Tarefas obrigatórias
• a. Segundo o texto sobre o curativo biônico, em quantos dias as feridas apresentaram fechamento quase completo nos experimentos?
• b. Reescreva o trecho do texto sobre o curativo biônico que começa com as palavras "Um curativo biônico" e termina com "científica Nano-Micro Letters.", trocando "revista científica" por "publicação científica".
• c. De acordo com o texto sobre o curativo biônico, como o material ajuda a limitar a proliferação de microrganismos sem equipamentos externos de resfriamento?

Texto para leitura
Um curativo biônico eliminou 97,1% das bactérias Staphylococcus aureus e mais que dobrou a velocidade da cicatrização de feridas em testes com animais. Desenvolvido por pesquisadores da China e de Hong Kong, o material reúne, pela primeira vez, resfriamento passivo, ação antibacteriana e uma estrutura com características semelhantes às da pele humana. O estudo foi publicado na revista científica Nano-Micro Letters.
Nos experimentos, as feridas apresentaram fechamento quase completo em 11 dias, mais que o dobro da velocidade observada com curativos convencionais. Os resultados indicam que a combinação de resfriamento e proteção antibacteriana favoreceu a recuperação dos tecidos.
Além de proteger a área lesionada, o material reduz a temperatura da superfície da pele e absorve o excesso de umidade. Essas funções ajudam a limitar a proliferação de microrganismos sem utilizar equipamentos externos para resfriamento.

Itens listados
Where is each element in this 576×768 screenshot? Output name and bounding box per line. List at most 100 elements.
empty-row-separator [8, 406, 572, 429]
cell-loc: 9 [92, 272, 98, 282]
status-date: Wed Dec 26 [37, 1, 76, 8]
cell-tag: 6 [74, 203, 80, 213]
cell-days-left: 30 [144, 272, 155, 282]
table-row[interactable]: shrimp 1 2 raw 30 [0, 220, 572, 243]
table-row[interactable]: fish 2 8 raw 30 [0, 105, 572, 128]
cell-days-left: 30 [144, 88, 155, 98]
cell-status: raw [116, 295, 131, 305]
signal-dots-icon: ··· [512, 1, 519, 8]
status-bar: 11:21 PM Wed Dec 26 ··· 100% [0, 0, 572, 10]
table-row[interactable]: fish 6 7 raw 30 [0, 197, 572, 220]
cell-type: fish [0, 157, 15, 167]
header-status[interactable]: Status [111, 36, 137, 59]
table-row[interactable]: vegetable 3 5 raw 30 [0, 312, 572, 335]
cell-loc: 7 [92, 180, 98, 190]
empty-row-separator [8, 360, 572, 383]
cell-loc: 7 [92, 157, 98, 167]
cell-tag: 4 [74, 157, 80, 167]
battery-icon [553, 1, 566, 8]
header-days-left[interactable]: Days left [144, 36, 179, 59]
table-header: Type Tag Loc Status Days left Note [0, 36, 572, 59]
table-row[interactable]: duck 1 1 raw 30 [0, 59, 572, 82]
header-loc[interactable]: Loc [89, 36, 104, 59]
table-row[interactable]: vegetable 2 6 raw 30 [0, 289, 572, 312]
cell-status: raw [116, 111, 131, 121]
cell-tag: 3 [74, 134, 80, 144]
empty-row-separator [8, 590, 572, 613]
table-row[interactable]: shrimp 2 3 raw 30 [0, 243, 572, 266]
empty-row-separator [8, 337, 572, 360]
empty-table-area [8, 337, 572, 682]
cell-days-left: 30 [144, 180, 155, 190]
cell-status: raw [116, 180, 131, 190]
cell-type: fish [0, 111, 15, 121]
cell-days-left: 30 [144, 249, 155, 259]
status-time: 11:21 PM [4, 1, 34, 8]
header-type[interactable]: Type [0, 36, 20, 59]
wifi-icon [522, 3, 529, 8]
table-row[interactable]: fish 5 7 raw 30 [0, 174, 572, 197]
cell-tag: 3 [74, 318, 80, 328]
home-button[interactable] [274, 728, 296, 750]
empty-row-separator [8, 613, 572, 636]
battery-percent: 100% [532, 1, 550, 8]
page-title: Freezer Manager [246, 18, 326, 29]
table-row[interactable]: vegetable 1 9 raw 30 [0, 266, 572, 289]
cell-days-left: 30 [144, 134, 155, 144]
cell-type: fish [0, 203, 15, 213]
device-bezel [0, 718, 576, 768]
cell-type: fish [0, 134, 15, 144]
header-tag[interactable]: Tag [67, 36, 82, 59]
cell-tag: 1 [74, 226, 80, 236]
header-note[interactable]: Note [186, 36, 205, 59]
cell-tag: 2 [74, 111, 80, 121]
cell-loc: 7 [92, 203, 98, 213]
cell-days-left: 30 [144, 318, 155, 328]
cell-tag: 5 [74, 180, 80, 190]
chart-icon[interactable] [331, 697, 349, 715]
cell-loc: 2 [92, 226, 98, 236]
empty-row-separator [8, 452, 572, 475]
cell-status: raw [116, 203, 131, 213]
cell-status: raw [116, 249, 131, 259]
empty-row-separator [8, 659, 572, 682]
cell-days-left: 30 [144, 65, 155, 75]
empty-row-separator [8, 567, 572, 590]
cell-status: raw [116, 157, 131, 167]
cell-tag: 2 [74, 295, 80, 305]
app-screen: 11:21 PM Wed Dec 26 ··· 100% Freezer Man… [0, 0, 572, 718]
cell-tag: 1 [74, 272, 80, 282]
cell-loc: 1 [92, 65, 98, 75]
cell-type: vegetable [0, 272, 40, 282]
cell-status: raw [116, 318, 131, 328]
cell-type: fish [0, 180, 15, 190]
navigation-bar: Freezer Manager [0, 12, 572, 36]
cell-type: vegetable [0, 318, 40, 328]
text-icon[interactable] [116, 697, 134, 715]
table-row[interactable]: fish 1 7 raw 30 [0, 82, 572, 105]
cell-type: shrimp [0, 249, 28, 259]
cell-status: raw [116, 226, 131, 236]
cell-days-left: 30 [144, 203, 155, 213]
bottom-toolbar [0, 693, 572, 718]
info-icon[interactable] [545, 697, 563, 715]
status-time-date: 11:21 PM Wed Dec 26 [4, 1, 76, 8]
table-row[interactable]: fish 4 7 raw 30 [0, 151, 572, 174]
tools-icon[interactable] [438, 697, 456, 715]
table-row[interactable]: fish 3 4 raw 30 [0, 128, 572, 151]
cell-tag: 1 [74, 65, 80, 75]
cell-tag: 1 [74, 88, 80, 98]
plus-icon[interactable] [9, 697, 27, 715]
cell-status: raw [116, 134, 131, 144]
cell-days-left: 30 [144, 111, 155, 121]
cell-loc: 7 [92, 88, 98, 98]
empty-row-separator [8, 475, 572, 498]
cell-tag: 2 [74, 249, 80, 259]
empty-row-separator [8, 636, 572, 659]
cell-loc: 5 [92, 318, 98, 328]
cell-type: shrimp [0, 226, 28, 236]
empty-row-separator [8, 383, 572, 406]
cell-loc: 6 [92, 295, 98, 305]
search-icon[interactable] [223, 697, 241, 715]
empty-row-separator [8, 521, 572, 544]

Suas respostas
• a. Em 11 dias.

• b.
Um curativo biônico eliminou 97,1% das bactérias Staphylococcus aureus e mais que dobrou a velocidade da cicatrização de feridas em testes com animais. Desenvolvido por pesquisadores da China e de Hong Kong, o material reúne, pela primeira vez, resfriamento passivo, ação antibacteriana e uma estrutura com características semelhantes às da pele humana. O estudo foi publicado na publicação científica Nano-Micro Letters.

• c. O próprio material reduz a temperatura da superfície da pele e absorve o excesso de umidade. Essas funções ajudam a limitar a proliferação de microrganismos sem a necessidade de equipamentos externos.